┌─ SUPPLIED MATERIAL

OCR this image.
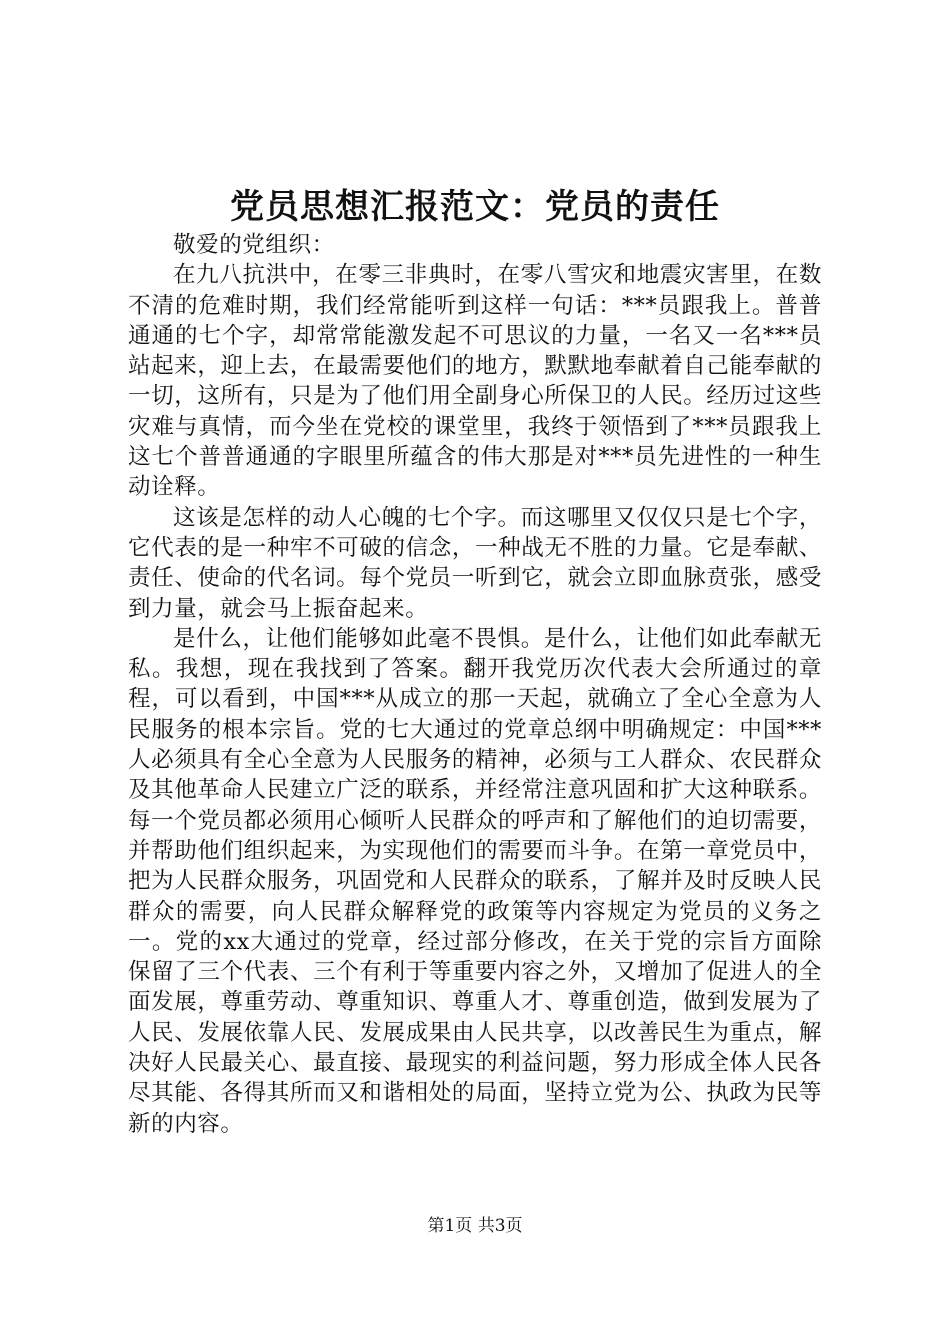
党员思想汇报范文：党员的责任

敬爱的党组织：

在九八抗洪中，在零三非典时，在零八雪灾和地震灾害里，在数不清的危难时期，我们经常能听到这样一句话：***员跟我上。普普通通的七个字，却常常能激发起不可思议的力量，一名又一名***员站起来，迎上去，在最需要他们的地方，默默地奉献着自己能奉献的一切，这所有，只是为了他们用全副身心所保卫的人民。经历过这些灾难与真情，而今坐在党校的课堂里，我终于领悟到了***员跟我上这七个普普通通的字眼里所蕴含的伟大那是对***员先进性的一种生动诠释。

这该是怎样的动人心魄的七个字。而这哪里又仅仅只是七个字，它代表的是一种牢不可破的信念，一种战无不胜的力量。它是奉献、责任、使命的代名词。每个党员一听到它，就会立即血脉贲张，感受到力量，就会马上振奋起来。

是什么，让他们能够如此毫不畏惧。是什么，让他们如此奉献无私。我想，现在我找到了答案。翻开我党历次代表大会所通过的章程，可以看到，中国***从成立的那一天起，就确立了全心全意为人民服务的根本宗旨。党的七大通过的党章总纲中明确规定：中国***人必须具有全心全意为人民服务的精神，必须与工人群众、农民群众及其他革命人民建立广泛的联系，并经常注意巩固和扩大这种联系。每一个党员都必须用心倾听人民群众的呼声和了解他们的迫切需要，并帮助他们组织起来，为实现他们的需要而斗争。在第一章党员中，把为人民群众服务，巩固党和人民群众的联系，了解并及时反映人民群众的需要，向人民群众解释党的政策等内容规定为党员的义务之一。党的xx大通过的党章，经过部分修改，在关于党的宗旨方面除保留了三个代表、三个有利于等重要内容之外，又增加了促进人的全面发展，尊重劳动、尊重知识、尊重人才、尊重创造，做到发展为了人民、发展依靠人民、发展成果由人民共享，以改善民生为重点，解决好人民最关心、最直接、最现实的利益问题，努力形成全体人民各尽其能、各得其所而又和谐相处的局面，坚持立党为公、执政为民等新的内容。

第1页 共3页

└─

_YOUR OBJECTIVE:_ Transcribe the listing in full and omit the pictures.

_SOLUTION:_
OCR this image.
党员思想汇报范文：党员的责任

敬爱的党组织：

在九八抗洪中，在零三非典时，在零八雪灾和地震灾害里，在数不清的危难时期，我们经常能听到这样一句话：***员跟我上。普普通通的七个字，却常常能激发起不可思议的力量，一名又一名***员站起来，迎上去，在最需要他们的地方，默默地奉献着自己能奉献的一切，这所有，只是为了他们用全副身心所保卫的人民。经历过这些灾难与真情，而今坐在党校的课堂里，我终于领悟到了***员跟我上这七个普普通通的字眼里所蕴含的伟大那是对***员先进性的一种生动诠释。

这该是怎样的动人心魄的七个字。而这哪里又仅仅只是七个字，它代表的是一种牢不可破的信念，一种战无不胜的力量。它是奉献、责任、使命的代名词。每个党员一听到它，就会立即血脉贲张，感受到力量，就会马上振奋起来。

是什么，让他们能够如此毫不畏惧。是什么，让他们如此奉献无私。我想，现在我找到了答案。翻开我党历次代表大会所通过的章程，可以看到，中国***从成立的那一天起，就确立了全心全意为人民服务的根本宗旨。党的七大通过的党章总纲中明确规定：中国***人必须具有全心全意为人民服务的精神，必须与工人群众、农民群众及其他革命人民建立广泛的联系，并经常注意巩固和扩大这种联系。每一个党员都必须用心倾听人民群众的呼声和了解他们的迫切需要，并帮助他们组织起来，为实现他们的需要而斗争。在第一章党员中，把为人民群众服务，巩固党和人民群众的联系，了解并及时反映人民群众的需要，向人民群众解释党的政策等内容规定为党员的义务之一。党的xx大通过的党章，经过部分修改，在关于党的宗旨方面除保留了三个代表、三个有利于等重要内容之外，又增加了促进人的全面发展，尊重劳动、尊重知识、尊重人才、尊重创造，做到发展为了人民、发展依靠人民、发展成果由人民共享，以改善民生为重点，解决好人民最关心、最直接、最现实的利益问题，努力形成全体人民各尽其能、各得其所而又和谐相处的局面，坚持立党为公、执政为民等新的内容。

第1页 共3页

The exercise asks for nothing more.